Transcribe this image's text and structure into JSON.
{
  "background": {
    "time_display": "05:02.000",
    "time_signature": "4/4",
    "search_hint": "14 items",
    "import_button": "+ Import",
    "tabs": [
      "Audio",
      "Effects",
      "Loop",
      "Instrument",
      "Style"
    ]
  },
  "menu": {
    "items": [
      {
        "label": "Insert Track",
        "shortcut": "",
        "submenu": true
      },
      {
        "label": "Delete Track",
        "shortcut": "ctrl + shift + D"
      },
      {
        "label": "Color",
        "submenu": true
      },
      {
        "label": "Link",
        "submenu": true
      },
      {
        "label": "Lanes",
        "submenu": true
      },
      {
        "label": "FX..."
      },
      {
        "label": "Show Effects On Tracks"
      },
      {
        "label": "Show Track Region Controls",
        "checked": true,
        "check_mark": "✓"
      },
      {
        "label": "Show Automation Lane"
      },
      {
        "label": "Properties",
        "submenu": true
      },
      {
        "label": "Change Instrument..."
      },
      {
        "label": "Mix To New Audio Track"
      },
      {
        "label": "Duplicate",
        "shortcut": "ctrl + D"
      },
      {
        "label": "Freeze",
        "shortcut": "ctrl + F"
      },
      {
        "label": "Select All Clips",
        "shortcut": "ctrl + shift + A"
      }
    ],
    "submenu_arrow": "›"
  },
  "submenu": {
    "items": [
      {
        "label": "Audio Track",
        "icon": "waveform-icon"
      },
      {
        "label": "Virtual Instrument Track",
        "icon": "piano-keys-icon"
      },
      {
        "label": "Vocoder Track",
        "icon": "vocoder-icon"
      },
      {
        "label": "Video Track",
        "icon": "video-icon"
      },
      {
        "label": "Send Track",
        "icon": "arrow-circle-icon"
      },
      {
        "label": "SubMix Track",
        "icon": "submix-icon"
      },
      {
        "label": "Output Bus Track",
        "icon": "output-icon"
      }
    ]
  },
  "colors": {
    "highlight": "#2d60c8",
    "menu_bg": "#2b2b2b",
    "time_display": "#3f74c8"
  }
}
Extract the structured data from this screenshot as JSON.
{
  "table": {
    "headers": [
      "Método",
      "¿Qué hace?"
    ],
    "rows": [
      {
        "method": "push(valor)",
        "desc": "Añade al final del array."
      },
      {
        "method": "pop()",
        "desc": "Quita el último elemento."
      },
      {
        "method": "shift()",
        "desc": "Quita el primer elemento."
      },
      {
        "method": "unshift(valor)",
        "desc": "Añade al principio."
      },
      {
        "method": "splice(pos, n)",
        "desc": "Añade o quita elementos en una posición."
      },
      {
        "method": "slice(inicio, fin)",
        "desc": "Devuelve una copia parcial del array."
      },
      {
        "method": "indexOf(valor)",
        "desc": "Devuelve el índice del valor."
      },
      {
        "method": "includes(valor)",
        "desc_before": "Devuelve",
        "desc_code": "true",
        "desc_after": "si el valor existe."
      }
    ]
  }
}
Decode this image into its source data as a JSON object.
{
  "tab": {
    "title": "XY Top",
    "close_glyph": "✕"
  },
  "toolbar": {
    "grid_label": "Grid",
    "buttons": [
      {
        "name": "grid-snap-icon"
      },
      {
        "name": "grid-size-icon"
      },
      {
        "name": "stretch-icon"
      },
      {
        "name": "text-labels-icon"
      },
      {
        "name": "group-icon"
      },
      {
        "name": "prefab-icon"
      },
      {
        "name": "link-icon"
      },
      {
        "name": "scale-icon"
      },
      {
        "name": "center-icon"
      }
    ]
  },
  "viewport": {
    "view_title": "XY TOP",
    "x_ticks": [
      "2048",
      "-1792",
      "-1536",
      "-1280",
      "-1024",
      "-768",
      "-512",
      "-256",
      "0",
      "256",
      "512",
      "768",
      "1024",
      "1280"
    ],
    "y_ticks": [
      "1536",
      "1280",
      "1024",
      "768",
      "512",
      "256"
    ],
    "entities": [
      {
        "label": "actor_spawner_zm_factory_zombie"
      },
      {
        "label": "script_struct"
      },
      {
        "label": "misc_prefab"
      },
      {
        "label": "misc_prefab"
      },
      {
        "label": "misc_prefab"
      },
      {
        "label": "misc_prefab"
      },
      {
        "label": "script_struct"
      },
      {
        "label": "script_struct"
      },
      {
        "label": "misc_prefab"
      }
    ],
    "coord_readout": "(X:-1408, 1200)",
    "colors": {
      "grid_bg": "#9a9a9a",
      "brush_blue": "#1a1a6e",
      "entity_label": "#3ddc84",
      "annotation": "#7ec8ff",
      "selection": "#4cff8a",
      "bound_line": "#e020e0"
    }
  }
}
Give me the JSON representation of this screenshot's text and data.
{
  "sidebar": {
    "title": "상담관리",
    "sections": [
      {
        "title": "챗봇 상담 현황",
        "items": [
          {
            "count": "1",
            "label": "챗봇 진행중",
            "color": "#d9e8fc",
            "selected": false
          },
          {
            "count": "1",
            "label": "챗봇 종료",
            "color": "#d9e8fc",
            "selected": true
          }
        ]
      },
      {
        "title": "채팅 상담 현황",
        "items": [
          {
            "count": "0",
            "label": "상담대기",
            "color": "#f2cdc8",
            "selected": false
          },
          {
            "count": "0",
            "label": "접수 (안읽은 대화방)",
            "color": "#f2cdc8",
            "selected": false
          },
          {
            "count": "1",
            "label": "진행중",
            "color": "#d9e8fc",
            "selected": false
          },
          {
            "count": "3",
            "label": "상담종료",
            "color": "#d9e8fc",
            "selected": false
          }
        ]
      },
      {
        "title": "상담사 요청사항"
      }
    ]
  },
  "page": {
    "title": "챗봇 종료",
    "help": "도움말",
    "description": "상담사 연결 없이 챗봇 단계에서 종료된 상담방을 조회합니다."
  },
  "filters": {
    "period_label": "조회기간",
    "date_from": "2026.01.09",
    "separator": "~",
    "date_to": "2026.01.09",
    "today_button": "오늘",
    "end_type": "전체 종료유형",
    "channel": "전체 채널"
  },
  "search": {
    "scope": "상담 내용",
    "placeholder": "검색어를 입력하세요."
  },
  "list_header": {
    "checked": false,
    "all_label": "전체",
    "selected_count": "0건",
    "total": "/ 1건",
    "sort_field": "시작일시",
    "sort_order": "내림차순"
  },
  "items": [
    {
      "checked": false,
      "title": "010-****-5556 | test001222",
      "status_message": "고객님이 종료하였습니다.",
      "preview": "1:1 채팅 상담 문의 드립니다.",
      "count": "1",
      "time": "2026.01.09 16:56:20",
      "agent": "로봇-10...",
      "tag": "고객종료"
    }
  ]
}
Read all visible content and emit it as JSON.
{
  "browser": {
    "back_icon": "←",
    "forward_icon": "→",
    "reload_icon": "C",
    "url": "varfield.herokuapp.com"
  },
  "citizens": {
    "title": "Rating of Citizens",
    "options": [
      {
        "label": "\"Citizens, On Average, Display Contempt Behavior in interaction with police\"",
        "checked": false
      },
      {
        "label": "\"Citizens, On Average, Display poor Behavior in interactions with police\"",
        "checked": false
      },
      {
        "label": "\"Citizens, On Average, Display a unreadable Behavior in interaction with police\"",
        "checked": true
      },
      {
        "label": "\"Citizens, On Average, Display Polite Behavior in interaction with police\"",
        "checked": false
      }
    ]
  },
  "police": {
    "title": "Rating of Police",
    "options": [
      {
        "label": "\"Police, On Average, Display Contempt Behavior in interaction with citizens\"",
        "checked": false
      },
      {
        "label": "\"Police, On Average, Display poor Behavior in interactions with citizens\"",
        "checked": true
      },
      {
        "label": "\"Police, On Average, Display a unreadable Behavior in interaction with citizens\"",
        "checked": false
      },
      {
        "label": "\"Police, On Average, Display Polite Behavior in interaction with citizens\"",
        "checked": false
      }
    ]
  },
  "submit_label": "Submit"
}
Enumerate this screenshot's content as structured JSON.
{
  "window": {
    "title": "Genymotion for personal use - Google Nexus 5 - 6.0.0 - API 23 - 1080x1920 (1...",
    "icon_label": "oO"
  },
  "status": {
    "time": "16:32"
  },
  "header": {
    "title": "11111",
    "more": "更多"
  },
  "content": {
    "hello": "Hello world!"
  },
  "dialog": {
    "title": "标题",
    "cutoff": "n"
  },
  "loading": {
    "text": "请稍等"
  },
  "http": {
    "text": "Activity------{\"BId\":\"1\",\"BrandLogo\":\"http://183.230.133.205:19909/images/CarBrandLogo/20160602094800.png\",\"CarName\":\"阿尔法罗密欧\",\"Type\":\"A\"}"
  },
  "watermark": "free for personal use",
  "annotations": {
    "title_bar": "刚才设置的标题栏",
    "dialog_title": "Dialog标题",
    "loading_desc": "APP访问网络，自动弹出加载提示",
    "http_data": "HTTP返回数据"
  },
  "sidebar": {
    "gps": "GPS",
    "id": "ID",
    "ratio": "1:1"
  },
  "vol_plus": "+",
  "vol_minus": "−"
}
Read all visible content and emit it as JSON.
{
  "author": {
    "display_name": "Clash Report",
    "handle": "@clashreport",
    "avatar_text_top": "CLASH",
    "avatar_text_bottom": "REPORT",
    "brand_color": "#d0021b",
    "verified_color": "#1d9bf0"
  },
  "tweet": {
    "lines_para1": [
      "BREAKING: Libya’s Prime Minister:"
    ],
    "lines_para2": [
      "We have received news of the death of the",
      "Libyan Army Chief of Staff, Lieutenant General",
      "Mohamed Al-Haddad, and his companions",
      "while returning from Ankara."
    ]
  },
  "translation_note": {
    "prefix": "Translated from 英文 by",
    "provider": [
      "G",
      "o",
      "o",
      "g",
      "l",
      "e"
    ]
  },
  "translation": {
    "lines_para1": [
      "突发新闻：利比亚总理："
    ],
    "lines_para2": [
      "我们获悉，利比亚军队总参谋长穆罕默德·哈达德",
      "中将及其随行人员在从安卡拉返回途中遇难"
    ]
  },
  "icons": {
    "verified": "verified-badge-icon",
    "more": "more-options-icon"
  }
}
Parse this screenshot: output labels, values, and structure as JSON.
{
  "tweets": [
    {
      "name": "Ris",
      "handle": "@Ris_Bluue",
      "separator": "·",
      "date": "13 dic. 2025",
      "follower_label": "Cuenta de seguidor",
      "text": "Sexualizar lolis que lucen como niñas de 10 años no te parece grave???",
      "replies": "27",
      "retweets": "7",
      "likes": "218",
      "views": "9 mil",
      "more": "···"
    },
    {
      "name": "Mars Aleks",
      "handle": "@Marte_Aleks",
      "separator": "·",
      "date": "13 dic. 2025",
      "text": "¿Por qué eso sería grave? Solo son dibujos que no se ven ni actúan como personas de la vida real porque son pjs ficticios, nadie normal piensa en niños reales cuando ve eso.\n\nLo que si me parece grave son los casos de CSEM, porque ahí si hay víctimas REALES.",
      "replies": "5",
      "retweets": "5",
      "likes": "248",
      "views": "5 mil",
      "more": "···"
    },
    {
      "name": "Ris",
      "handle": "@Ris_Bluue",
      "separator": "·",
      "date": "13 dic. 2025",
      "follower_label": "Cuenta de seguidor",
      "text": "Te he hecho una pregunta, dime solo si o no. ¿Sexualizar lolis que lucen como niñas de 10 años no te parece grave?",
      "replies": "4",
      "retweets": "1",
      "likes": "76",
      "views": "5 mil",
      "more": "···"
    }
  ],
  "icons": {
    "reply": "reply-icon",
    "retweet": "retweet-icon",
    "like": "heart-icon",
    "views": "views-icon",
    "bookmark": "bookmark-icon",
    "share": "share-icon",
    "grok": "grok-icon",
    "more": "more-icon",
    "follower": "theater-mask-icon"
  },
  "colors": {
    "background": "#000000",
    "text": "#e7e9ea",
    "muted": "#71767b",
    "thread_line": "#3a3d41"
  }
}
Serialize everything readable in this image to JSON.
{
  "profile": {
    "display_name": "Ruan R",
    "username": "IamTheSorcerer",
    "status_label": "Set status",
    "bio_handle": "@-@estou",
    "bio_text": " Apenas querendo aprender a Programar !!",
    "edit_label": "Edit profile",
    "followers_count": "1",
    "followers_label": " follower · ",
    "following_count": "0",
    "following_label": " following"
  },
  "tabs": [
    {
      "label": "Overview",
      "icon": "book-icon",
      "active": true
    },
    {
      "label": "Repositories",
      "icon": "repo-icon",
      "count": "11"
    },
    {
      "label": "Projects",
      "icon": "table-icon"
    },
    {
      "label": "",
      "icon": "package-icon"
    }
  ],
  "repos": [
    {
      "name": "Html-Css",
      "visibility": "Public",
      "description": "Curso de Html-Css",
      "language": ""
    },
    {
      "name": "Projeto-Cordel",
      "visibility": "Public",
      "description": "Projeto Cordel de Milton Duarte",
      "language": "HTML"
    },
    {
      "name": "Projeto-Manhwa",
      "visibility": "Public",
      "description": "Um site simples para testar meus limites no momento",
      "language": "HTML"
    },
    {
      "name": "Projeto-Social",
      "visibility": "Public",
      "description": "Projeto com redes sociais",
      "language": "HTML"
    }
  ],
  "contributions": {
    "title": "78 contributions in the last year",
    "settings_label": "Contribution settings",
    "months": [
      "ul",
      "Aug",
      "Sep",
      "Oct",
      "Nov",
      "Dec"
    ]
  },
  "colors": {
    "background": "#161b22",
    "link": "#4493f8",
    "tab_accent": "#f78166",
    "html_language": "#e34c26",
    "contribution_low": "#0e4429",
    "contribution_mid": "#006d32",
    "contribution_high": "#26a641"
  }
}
○ ○ ○ ○ ○ ○ ○
▸ **Given request**
Return each line in the records that holds the string "grave".

▸ **Result of the task**
      "text": "Sexualizar lolis que lucen como niñas de 10 años no te parece grave???",
      "text": "¿Por qué eso sería grave? Solo son dibujos que no se ven ni actúan como personas de la vida real porque son pjs ficticios, nadie normal piensa en niños reales cuando ve eso.\n\nLo que si me parece grave son los casos de CSEM, porque ahí si hay víctimas REALES.",
      "text": "Te he hecho una pregunta, dime solo si o no. ¿Sexualizar lolis que lucen como niñas de 10 años no te parece grave?",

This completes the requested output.